• **INFORMATION SUPPLIED**

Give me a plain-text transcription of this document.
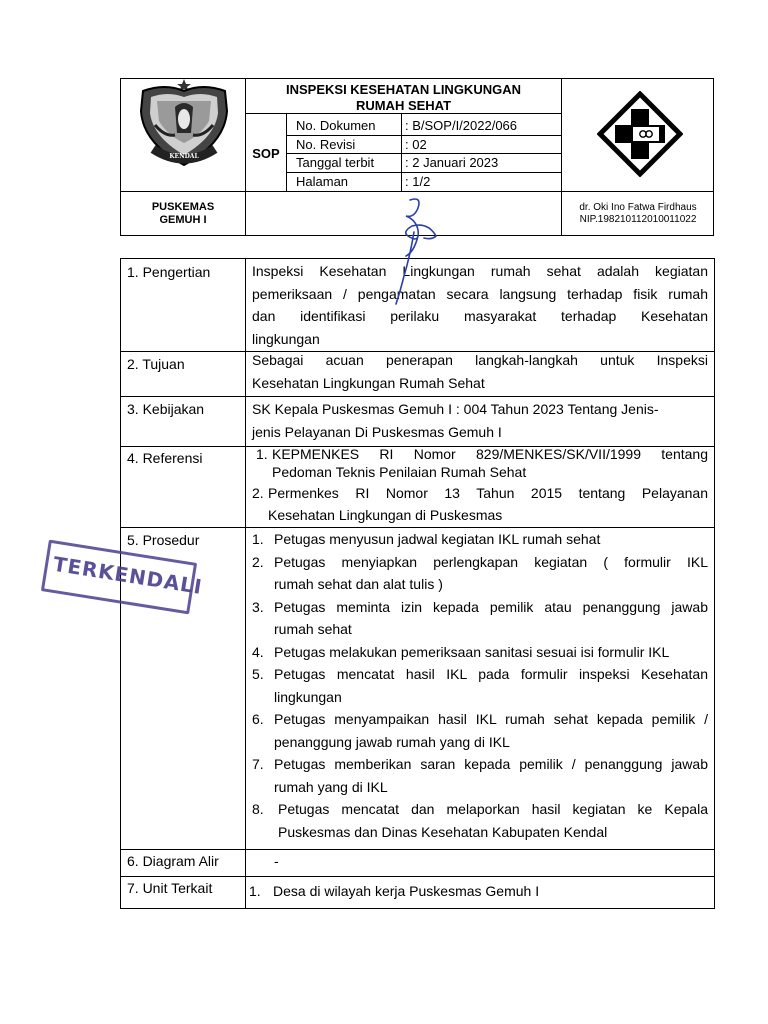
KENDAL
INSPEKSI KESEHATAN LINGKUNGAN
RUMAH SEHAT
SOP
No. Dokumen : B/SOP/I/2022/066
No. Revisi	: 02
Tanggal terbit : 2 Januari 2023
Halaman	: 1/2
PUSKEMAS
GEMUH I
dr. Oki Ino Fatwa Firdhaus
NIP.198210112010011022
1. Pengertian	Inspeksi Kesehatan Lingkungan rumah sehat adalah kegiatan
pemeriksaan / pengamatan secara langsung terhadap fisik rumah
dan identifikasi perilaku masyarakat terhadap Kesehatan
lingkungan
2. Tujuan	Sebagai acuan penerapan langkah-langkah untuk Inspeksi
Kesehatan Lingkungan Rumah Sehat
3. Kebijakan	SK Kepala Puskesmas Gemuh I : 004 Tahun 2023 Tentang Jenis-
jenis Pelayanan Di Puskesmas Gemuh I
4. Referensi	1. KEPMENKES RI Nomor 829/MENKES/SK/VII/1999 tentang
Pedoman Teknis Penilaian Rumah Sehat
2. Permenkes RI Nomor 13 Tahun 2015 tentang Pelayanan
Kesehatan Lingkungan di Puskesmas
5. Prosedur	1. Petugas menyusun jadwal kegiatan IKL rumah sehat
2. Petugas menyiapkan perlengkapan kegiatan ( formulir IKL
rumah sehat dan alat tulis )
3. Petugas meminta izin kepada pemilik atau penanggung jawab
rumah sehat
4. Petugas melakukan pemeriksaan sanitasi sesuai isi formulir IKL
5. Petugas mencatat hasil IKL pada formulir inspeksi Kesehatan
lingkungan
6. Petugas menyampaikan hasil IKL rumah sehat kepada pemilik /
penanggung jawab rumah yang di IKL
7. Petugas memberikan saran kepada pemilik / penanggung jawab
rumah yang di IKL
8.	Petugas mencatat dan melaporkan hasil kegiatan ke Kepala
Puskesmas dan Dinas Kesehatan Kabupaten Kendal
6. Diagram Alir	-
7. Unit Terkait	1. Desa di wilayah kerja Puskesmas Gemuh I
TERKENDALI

• **WRITTEN TASK**
Using the data above, write out every line exactly, leaving the images behind.

• **THE OUTPUT**
Give me a plain-text transcription of this document.
KENDAL
INSPEKSI KESEHATAN LINGKUNGAN
RUMAH SEHAT
SOP
No. Dokumen : B/SOP/I/2022/066
No. Revisi	: 02
Tanggal terbit : 2 Januari 2023
Halaman	: 1/2
PUSKEMAS
GEMUH I
dr. Oki Ino Fatwa Firdhaus
NIP.198210112010011022
1. Pengertian	Inspeksi Kesehatan Lingkungan rumah sehat adalah kegiatan
pemeriksaan / pengamatan secara langsung terhadap fisik rumah
dan identifikasi perilaku masyarakat terhadap Kesehatan
lingkungan
2. Tujuan	Sebagai acuan penerapan langkah-langkah untuk Inspeksi
Kesehatan Lingkungan Rumah Sehat
3. Kebijakan	SK Kepala Puskesmas Gemuh I : 004 Tahun 2023 Tentang Jenis-
jenis Pelayanan Di Puskesmas Gemuh I
4. Referensi	1. KEPMENKES RI Nomor 829/MENKES/SK/VII/1999 tentang
Pedoman Teknis Penilaian Rumah Sehat
2. Permenkes RI Nomor 13 Tahun 2015 tentang Pelayanan
Kesehatan Lingkungan di Puskesmas
5. Prosedur	1. Petugas menyusun jadwal kegiatan IKL rumah sehat
2. Petugas menyiapkan perlengkapan kegiatan ( formulir IKL
rumah sehat dan alat tulis )
3. Petugas meminta izin kepada pemilik atau penanggung jawab
rumah sehat
4. Petugas melakukan pemeriksaan sanitasi sesuai isi formulir IKL
5. Petugas mencatat hasil IKL pada formulir inspeksi Kesehatan
lingkungan
6. Petugas menyampaikan hasil IKL rumah sehat kepada pemilik /
penanggung jawab rumah yang di IKL
7. Petugas memberikan saran kepada pemilik / penanggung jawab
rumah yang di IKL
8.	Petugas mencatat dan melaporkan hasil kegiatan ke Kepala
Puskesmas dan Dinas Kesehatan Kabupaten Kendal
6. Diagram Alir	-
7. Unit Terkait	1. Desa di wilayah kerja Puskesmas Gemuh I
TERKENDALI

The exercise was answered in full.